(Stored data)
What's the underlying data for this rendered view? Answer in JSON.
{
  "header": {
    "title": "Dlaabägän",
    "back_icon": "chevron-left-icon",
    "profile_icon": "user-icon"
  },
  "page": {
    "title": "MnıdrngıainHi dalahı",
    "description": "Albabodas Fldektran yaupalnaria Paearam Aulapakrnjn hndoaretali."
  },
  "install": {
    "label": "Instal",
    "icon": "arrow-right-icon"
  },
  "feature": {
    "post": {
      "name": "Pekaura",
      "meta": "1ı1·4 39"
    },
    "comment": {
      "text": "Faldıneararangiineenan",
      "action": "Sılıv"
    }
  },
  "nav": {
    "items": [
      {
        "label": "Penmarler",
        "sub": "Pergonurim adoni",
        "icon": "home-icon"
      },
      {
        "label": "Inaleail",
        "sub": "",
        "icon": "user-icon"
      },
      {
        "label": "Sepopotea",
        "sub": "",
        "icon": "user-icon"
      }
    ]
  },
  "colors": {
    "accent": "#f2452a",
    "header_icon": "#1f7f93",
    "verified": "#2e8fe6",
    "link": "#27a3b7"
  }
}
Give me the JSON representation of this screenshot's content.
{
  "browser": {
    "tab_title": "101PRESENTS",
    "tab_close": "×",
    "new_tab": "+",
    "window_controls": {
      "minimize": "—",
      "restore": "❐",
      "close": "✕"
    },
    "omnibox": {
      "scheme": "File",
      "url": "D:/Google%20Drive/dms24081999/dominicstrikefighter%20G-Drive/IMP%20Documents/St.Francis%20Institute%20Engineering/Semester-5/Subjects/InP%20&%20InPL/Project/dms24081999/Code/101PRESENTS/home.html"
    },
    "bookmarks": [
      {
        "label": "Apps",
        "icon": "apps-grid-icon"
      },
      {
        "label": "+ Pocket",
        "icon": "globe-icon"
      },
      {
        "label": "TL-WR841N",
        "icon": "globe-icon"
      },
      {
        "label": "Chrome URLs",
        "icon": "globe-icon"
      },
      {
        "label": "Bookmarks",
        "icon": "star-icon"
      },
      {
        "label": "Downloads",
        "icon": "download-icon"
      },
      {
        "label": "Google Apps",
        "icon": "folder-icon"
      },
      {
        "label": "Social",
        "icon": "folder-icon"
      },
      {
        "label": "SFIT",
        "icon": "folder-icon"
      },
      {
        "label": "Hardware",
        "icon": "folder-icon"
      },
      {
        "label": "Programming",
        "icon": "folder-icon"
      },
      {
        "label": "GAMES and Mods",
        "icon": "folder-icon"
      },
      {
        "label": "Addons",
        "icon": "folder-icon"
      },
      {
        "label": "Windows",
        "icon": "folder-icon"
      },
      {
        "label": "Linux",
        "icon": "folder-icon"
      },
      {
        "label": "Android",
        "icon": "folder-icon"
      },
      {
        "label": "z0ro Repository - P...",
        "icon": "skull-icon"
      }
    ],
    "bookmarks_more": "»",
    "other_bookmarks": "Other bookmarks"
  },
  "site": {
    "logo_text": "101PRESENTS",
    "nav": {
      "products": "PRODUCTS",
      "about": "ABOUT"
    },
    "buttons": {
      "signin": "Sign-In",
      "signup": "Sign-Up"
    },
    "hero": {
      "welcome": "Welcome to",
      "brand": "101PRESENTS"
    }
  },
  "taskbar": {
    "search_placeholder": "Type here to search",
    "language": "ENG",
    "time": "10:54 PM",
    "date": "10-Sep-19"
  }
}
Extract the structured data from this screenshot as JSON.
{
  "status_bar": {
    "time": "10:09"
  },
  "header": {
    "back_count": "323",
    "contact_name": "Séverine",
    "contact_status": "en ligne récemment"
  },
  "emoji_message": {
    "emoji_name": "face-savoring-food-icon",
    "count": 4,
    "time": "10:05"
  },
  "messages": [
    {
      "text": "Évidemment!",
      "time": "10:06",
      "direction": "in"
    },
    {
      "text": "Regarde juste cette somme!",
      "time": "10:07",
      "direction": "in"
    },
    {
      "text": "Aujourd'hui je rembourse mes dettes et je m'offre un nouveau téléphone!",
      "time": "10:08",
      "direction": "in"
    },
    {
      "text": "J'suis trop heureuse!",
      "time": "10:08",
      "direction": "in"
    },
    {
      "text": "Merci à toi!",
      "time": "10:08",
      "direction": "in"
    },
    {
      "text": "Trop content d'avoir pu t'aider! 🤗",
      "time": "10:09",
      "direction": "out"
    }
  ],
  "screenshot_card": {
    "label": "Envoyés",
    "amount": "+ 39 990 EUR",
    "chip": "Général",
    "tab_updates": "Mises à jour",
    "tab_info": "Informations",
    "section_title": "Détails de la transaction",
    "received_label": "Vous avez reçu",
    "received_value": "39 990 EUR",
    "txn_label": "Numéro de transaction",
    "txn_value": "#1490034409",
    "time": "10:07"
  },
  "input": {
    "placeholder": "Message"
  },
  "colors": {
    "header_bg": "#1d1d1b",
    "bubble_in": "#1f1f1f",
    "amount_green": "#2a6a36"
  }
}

▸ **AIM**: Restate all of the entries exactly, please.

▸ **RESULT FOR THIS TASK**:
What's the underlying data for this rendered view? Answer in JSON.
{
  "header": {
    "title": "Dlaabägän",
    "back_icon": "chevron-left-icon",
    "profile_icon": "user-icon"
  },
  "page": {
    "title": "MnıdrngıainHi dalahı",
    "description": "Albabodas Fldektran yaupalnaria Paearam Aulapakrnjn hndoaretali."
  },
  "install": {
    "label": "Instal",
    "icon": "arrow-right-icon"
  },
  "feature": {
    "post": {
      "name": "Pekaura",
      "meta": "1ı1·4 39"
    },
    "comment": {
      "text": "Faldıneararangiineenan",
      "action": "Sılıv"
    }
  },
  "nav": {
    "items": [
      {
        "label": "Penmarler",
        "sub": "Pergonurim adoni",
        "icon": "home-icon"
      },
      {
        "label": "Inaleail",
        "sub": "",
        "icon": "user-icon"
      },
      {
        "label": "Sepopotea",
        "sub": "",
        "icon": "user-icon"
      }
    ]
  },
  "colors": {
    "accent": "#f2452a",
    "header_icon": "#1f7f93",
    "verified": "#2e8fe6",
    "link": "#27a3b7"
  }
}
Give me the JSON representation of this screenshot's content.
{
  "browser": {
    "tab_title": "101PRESENTS",
    "tab_close": "×",
    "new_tab": "+",
    "window_controls": {
      "minimize": "—",
      "restore": "❐",
      "close": "✕"
    },
    "omnibox": {
      "scheme": "File",
      "url": "D:/Google%20Drive/dms24081999/dominicstrikefighter%20G-Drive/IMP%20Documents/St.Francis%20Institute%20Engineering/Semester-5/Subjects/InP%20&%20InPL/Project/dms24081999/Code/101PRESENTS/home.html"
    },
    "bookmarks": [
      {
        "label": "Apps",
        "icon": "apps-grid-icon"
      },
      {
        "label": "+ Pocket",
        "icon": "globe-icon"
      },
      {
        "label": "TL-WR841N",
        "icon": "globe-icon"
      },
      {
        "label": "Chrome URLs",
        "icon": "globe-icon"
      },
      {
        "label": "Bookmarks",
        "icon": "star-icon"
      },
      {
        "label": "Downloads",
        "icon": "download-icon"
      },
      {
        "label": "Google Apps",
        "icon": "folder-icon"
      },
      {
        "label": "Social",
        "icon": "folder-icon"
      },
      {
        "label": "SFIT",
        "icon": "folder-icon"
      },
      {
        "label": "Hardware",
        "icon": "folder-icon"
      },
      {
        "label": "Programming",
        "icon": "folder-icon"
      },
      {
        "label": "GAMES and Mods",
        "icon": "folder-icon"
      },
      {
        "label": "Addons",
        "icon": "folder-icon"
      },
      {
        "label": "Windows",
        "icon": "folder-icon"
      },
      {
        "label": "Linux",
        "icon": "folder-icon"
      },
      {
        "label": "Android",
        "icon": "folder-icon"
      },
      {
        "label": "z0ro Repository - P...",
        "icon": "skull-icon"
      }
    ],
    "bookmarks_more": "»",
    "other_bookmarks": "Other bookmarks"
  },
  "site": {
    "logo_text": "101PRESENTS",
    "nav": {
      "products": "PRODUCTS",
      "about": "ABOUT"
    },
    "buttons": {
      "signin": "Sign-In",
      "signup": "Sign-Up"
    },
    "hero": {
      "welcome": "Welcome to",
      "brand": "101PRESENTS"
    }
  },
  "taskbar": {
    "search_placeholder": "Type here to search",
    "language": "ENG",
    "time": "10:54 PM",
    "date": "10-Sep-19"
  }
}
Extract the structured data from this screenshot as JSON.
{
  "status_bar": {
    "time": "10:09"
  },
  "header": {
    "back_count": "323",
    "contact_name": "Séverine",
    "contact_status": "en ligne récemment"
  },
  "emoji_message": {
    "emoji_name": "face-savoring-food-icon",
    "count": 4,
    "time": "10:05"
  },
  "messages": [
    {
      "text": "Évidemment!",
      "time": "10:06",
      "direction": "in"
    },
    {
      "text": "Regarde juste cette somme!",
      "time": "10:07",
      "direction": "in"
    },
    {
      "text": "Aujourd'hui je rembourse mes dettes et je m'offre un nouveau téléphone!",
      "time": "10:08",
      "direction": "in"
    },
    {
      "text": "J'suis trop heureuse!",
      "time": "10:08",
      "direction": "in"
    },
    {
      "text": "Merci à toi!",
      "time": "10:08",
      "direction": "in"
    },
    {
      "text": "Trop content d'avoir pu t'aider! 🤗",
      "time": "10:09",
      "direction": "out"
    }
  ],
  "screenshot_card": {
    "label": "Envoyés",
    "amount": "+ 39 990 EUR",
    "chip": "Général",
    "tab_updates": "Mises à jour",
    "tab_info": "Informations",
    "section_title": "Détails de la transaction",
    "received_label": "Vous avez reçu",
    "received_value": "39 990 EUR",
    "txn_label": "Numéro de transaction",
    "txn_value": "#1490034409",
    "time": "10:07"
  },
  "input": {
    "placeholder": "Message"
  },
  "colors": {
    "header_bg": "#1d1d1b",
    "bubble_in": "#1f1f1f",
    "amount_green": "#2a6a36"
  }
}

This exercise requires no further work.